> **Exercise description**
Word for word, restate every line of the listing that follows.

[Stored items]

▽

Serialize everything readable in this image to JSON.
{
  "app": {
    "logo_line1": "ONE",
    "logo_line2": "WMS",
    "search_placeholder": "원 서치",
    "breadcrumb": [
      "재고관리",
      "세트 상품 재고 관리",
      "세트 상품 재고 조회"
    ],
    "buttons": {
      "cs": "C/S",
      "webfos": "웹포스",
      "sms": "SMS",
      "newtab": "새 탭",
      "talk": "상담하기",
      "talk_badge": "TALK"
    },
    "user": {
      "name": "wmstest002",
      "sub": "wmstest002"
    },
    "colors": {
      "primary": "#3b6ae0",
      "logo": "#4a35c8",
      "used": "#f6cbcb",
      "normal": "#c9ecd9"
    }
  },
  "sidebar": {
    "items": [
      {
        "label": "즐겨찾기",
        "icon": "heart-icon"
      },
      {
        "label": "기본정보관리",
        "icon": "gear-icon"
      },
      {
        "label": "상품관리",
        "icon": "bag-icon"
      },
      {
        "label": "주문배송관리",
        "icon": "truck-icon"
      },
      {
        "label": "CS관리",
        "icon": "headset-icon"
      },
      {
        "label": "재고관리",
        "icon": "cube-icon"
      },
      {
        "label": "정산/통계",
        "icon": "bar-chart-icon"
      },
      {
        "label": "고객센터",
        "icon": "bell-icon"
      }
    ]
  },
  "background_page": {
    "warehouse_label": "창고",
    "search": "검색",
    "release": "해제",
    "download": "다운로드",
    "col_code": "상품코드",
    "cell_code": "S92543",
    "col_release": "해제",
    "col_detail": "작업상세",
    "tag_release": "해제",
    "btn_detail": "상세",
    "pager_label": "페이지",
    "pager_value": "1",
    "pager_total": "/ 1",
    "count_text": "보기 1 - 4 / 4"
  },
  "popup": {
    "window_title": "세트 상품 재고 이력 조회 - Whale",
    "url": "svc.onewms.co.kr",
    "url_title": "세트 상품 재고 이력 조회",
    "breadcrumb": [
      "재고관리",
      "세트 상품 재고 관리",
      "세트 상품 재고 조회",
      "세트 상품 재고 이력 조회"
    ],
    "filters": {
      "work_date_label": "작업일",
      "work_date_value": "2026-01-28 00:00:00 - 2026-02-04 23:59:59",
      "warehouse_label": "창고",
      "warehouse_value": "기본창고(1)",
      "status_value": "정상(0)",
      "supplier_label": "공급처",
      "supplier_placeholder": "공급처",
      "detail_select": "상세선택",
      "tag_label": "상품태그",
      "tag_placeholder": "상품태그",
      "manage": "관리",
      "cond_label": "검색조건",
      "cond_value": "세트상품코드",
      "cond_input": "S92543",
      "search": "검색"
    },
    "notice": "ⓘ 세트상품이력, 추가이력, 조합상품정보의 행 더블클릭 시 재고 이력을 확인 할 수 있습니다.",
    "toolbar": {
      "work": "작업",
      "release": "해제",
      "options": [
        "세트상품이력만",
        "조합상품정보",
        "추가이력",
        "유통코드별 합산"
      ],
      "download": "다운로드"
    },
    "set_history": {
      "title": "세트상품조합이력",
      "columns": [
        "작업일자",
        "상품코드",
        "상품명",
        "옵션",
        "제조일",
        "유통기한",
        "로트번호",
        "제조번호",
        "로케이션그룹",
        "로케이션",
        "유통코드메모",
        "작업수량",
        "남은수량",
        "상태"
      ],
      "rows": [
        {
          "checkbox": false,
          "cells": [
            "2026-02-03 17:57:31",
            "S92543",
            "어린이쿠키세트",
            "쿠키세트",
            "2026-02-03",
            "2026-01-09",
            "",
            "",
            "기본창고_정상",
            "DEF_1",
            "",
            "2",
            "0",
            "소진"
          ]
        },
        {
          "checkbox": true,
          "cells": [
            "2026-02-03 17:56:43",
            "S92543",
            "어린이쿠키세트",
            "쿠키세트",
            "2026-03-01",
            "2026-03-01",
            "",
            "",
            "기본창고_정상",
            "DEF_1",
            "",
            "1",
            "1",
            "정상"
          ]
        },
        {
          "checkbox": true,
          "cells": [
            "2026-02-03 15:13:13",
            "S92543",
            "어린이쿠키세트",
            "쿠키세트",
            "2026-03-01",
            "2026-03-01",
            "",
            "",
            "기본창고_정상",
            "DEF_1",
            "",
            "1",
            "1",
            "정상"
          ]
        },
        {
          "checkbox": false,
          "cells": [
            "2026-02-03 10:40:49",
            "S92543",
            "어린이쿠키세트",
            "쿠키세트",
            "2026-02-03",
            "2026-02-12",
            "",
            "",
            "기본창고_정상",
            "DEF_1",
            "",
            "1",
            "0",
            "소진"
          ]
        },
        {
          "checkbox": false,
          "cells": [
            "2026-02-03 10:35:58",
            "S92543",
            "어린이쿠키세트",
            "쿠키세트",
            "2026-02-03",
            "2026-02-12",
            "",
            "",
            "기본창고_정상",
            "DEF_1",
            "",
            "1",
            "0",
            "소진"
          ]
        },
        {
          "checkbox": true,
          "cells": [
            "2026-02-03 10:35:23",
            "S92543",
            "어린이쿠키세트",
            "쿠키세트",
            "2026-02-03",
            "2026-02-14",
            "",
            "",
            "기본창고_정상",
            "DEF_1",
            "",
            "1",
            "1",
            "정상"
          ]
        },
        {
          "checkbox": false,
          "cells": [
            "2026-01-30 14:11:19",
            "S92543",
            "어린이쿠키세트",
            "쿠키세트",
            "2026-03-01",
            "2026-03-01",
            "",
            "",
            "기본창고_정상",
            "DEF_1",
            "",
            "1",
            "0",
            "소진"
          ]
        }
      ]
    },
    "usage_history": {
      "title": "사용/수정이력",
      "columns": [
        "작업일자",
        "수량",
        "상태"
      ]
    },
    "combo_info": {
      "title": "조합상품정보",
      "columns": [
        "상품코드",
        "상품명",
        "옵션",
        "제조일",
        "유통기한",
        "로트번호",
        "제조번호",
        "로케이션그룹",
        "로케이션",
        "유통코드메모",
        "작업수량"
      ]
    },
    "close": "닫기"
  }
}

△

> **The result**
Serialize everything readable in this image to JSON.
{
  "app": {
    "logo_line1": "ONE",
    "logo_line2": "WMS",
    "search_placeholder": "원 서치",
    "breadcrumb": [
      "재고관리",
      "세트 상품 재고 관리",
      "세트 상품 재고 조회"
    ],
    "buttons": {
      "cs": "C/S",
      "webfos": "웹포스",
      "sms": "SMS",
      "newtab": "새 탭",
      "talk": "상담하기",
      "talk_badge": "TALK"
    },
    "user": {
      "name": "wmstest002",
      "sub": "wmstest002"
    },
    "colors": {
      "primary": "#3b6ae0",
      "logo": "#4a35c8",
      "used": "#f6cbcb",
      "normal": "#c9ecd9"
    }
  },
  "sidebar": {
    "items": [
      {
        "label": "즐겨찾기",
        "icon": "heart-icon"
      },
      {
        "label": "기본정보관리",
        "icon": "gear-icon"
      },
      {
        "label": "상품관리",
        "icon": "bag-icon"
      },
      {
        "label": "주문배송관리",
        "icon": "truck-icon"
      },
      {
        "label": "CS관리",
        "icon": "headset-icon"
      },
      {
        "label": "재고관리",
        "icon": "cube-icon"
      },
      {
        "label": "정산/통계",
        "icon": "bar-chart-icon"
      },
      {
        "label": "고객센터",
        "icon": "bell-icon"
      }
    ]
  },
  "background_page": {
    "warehouse_label": "창고",
    "search": "검색",
    "release": "해제",
    "download": "다운로드",
    "col_code": "상품코드",
    "cell_code": "S92543",
    "col_release": "해제",
    "col_detail": "작업상세",
    "tag_release": "해제",
    "btn_detail": "상세",
    "pager_label": "페이지",
    "pager_value": "1",
    "pager_total": "/ 1",
    "count_text": "보기 1 - 4 / 4"
  },
  "popup": {
    "window_title": "세트 상품 재고 이력 조회 - Whale",
    "url": "svc.onewms.co.kr",
    "url_title": "세트 상품 재고 이력 조회",
    "breadcrumb": [
      "재고관리",
      "세트 상품 재고 관리",
      "세트 상품 재고 조회",
      "세트 상품 재고 이력 조회"
    ],
    "filters": {
      "work_date_label": "작업일",
      "work_date_value": "2026-01-28 00:00:00 - 2026-02-04 23:59:59",
      "warehouse_label": "창고",
      "warehouse_value": "기본창고(1)",
      "status_value": "정상(0)",
      "supplier_label": "공급처",
      "supplier_placeholder": "공급처",
      "detail_select": "상세선택",
      "tag_label": "상품태그",
      "tag_placeholder": "상품태그",
      "manage": "관리",
      "cond_label": "검색조건",
      "cond_value": "세트상품코드",
      "cond_input": "S92543",
      "search": "검색"
    },
    "notice": "ⓘ 세트상품이력, 추가이력, 조합상품정보의 행 더블클릭 시 재고 이력을 확인 할 수 있습니다.",
    "toolbar": {
      "work": "작업",
      "release": "해제",
      "options": [
        "세트상품이력만",
        "조합상품정보",
        "추가이력",
        "유통코드별 합산"
      ],
      "download": "다운로드"
    },
    "set_history": {
      "title": "세트상품조합이력",
      "columns": [
        "작업일자",
        "상품코드",
        "상품명",
        "옵션",
        "제조일",
        "유통기한",
        "로트번호",
        "제조번호",
        "로케이션그룹",
        "로케이션",
        "유통코드메모",
        "작업수량",
        "남은수량",
        "상태"
      ],
      "rows": [
        {
          "checkbox": false,
          "cells": [
            "2026-02-03 17:57:31",
            "S92543",
            "어린이쿠키세트",
            "쿠키세트",
            "2026-02-03",
            "2026-01-09",
            "",
            "",
            "기본창고_정상",
            "DEF_1",
            "",
            "2",
            "0",
            "소진"
          ]
        },
        {
          "checkbox": true,
          "cells": [
            "2026-02-03 17:56:43",
            "S92543",
            "어린이쿠키세트",
            "쿠키세트",
            "2026-03-01",
            "2026-03-01",
            "",
            "",
            "기본창고_정상",
            "DEF_1",
            "",
            "1",
            "1",
            "정상"
          ]
        },
        {
          "checkbox": true,
          "cells": [
            "2026-02-03 15:13:13",
            "S92543",
            "어린이쿠키세트",
            "쿠키세트",
            "2026-03-01",
            "2026-03-01",
            "",
            "",
            "기본창고_정상",
            "DEF_1",
            "",
            "1",
            "1",
            "정상"
          ]
        },
        {
          "checkbox": false,
          "cells": [
            "2026-02-03 10:40:49",
            "S92543",
            "어린이쿠키세트",
            "쿠키세트",
            "2026-02-03",
            "2026-02-12",
            "",
            "",
            "기본창고_정상",
            "DEF_1",
            "",
            "1",
            "0",
            "소진"
          ]
        },
        {
          "checkbox": false,
          "cells": [
            "2026-02-03 10:35:58",
            "S92543",
            "어린이쿠키세트",
            "쿠키세트",
            "2026-02-03",
            "2026-02-12",
            "",
            "",
            "기본창고_정상",
            "DEF_1",
            "",
            "1",
            "0",
            "소진"
          ]
        },
        {
          "checkbox": true,
          "cells": [
            "2026-02-03 10:35:23",
            "S92543",
            "어린이쿠키세트",
            "쿠키세트",
            "2026-02-03",
            "2026-02-14",
            "",
            "",
            "기본창고_정상",
            "DEF_1",
            "",
            "1",
            "1",
            "정상"
          ]
        },
        {
          "checkbox": false,
          "cells": [
            "2026-01-30 14:11:19",
            "S92543",
            "어린이쿠키세트",
            "쿠키세트",
            "2026-03-01",
            "2026-03-01",
            "",
            "",
            "기본창고_정상",
            "DEF_1",
            "",
            "1",
            "0",
            "소진"
          ]
        }
      ]
    },
    "usage_history": {
      "title": "사용/수정이력",
      "columns": [
        "작업일자",
        "수량",
        "상태"
      ]
    },
    "combo_info": {
      "title": "조합상품정보",
      "columns": [
        "상품코드",
        "상품명",
        "옵션",
        "제조일",
        "유통기한",
        "로트번호",
        "제조번호",
        "로케이션그룹",
        "로케이션",
        "유통코드메모",
        "작업수량"
      ]
    },
    "close": "닫기"
  }
}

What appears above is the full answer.